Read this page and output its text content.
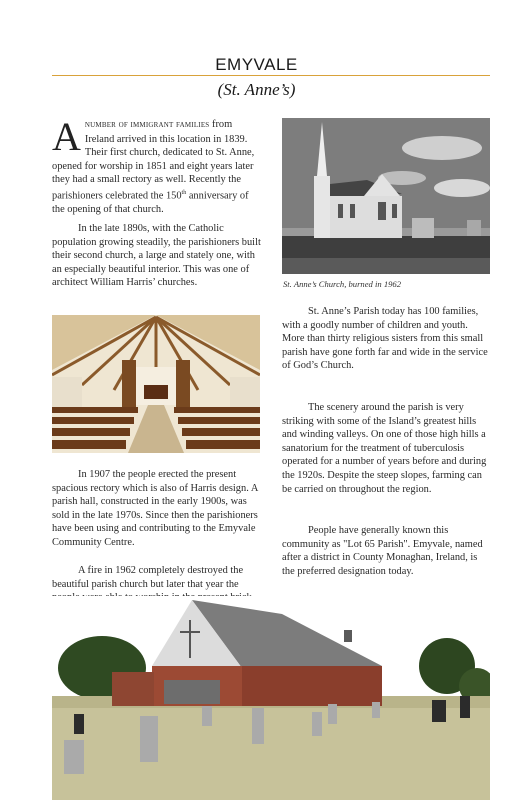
EMYVALE
(St. Anne’s)

Anumber of immigrant families from Ireland arrived in this location in 1839. Their first church, dedicated to St. Anne, opened for worship in 1851 and eight years later they had a small rectory as well. Recently the parishioners celebrated the 150th anniversary of the opening of that church.

In the late 1890s, with the Catholic population growing steadily, the parishioners built their second church, a large and stately one, with an especially beautiful interior. This was one of architect William Harris’ churches.
In 1907 the people erected the present spacious rectory which is also of Harris design. A parish hall, constructed in the early 1900s, was sold in the late 1970s. Since then the parishioners have been using and contributing to the Emyvale Community Centre.
A fire in 1962 completely destroyed the beautiful parish church but later that year the
St. Anne’s Church, burned in 1962
St. Anne’s Parish today has 100 families, with a goodly number of children and youth. More than thirty religious sisters from this small parish have gone forth far and wide in the service of God’s Church.
The scenery around the parish is very striking with some of the Island’s greatest hills and winding valleys. On one of those high hills a sanatorium for the treatment of tuberculosis operated for a number of years before and during the 1920s. Despite the steep slopes, farming can be carried on throughout the region.
People have generally known this community as "Lot 65 Parish". Emyvale, named after a district in County Monaghan, Ireland, is the preferred designation today.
::::::
§ Exercise
Repeat each line of the records above exactly, but do not copy the pictures.

§ The reply
Read this page and output its text content.
EMYVALE
(St. Anne’s)

Anumber of immigrant families from Ireland arrived in this location in 1839. Their first church, dedicated to St. Anne, opened for worship in 1851 and eight years later they had a small rectory as well. Recently the parishioners celebrated the 150th anniversary of the opening of that church.

In the late 1890s, with the Catholic population growing steadily, the parishioners built their second church, a large and stately one, with an especially beautiful interior. This was one of architect William Harris’ churches.
In 1907 the people erected the present spacious rectory which is also of Harris design. A parish hall, constructed in the early 1900s, was sold in the late 1970s. Since then the parishioners have been using and contributing to the Emyvale Community Centre.
A fire in 1962 completely destroyed the beautiful parish church but later that year the
St. Anne’s Church, burned in 1962
St. Anne’s Parish today has 100 families, with a goodly number of children and youth. More than thirty religious sisters from this small parish have gone forth far and wide in the service of God’s Church.
The scenery around the parish is very striking with some of the Island’s greatest hills and winding valleys. On one of those high hills a sanatorium for the treatment of tuberculosis operated for a number of years before and during the 1920s. Despite the steep slopes, farming can be carried on throughout the region.
People have generally known this community as "Lot 65 Parish". Emyvale, named after a district in County Monaghan, Ireland, is the preferred designation today.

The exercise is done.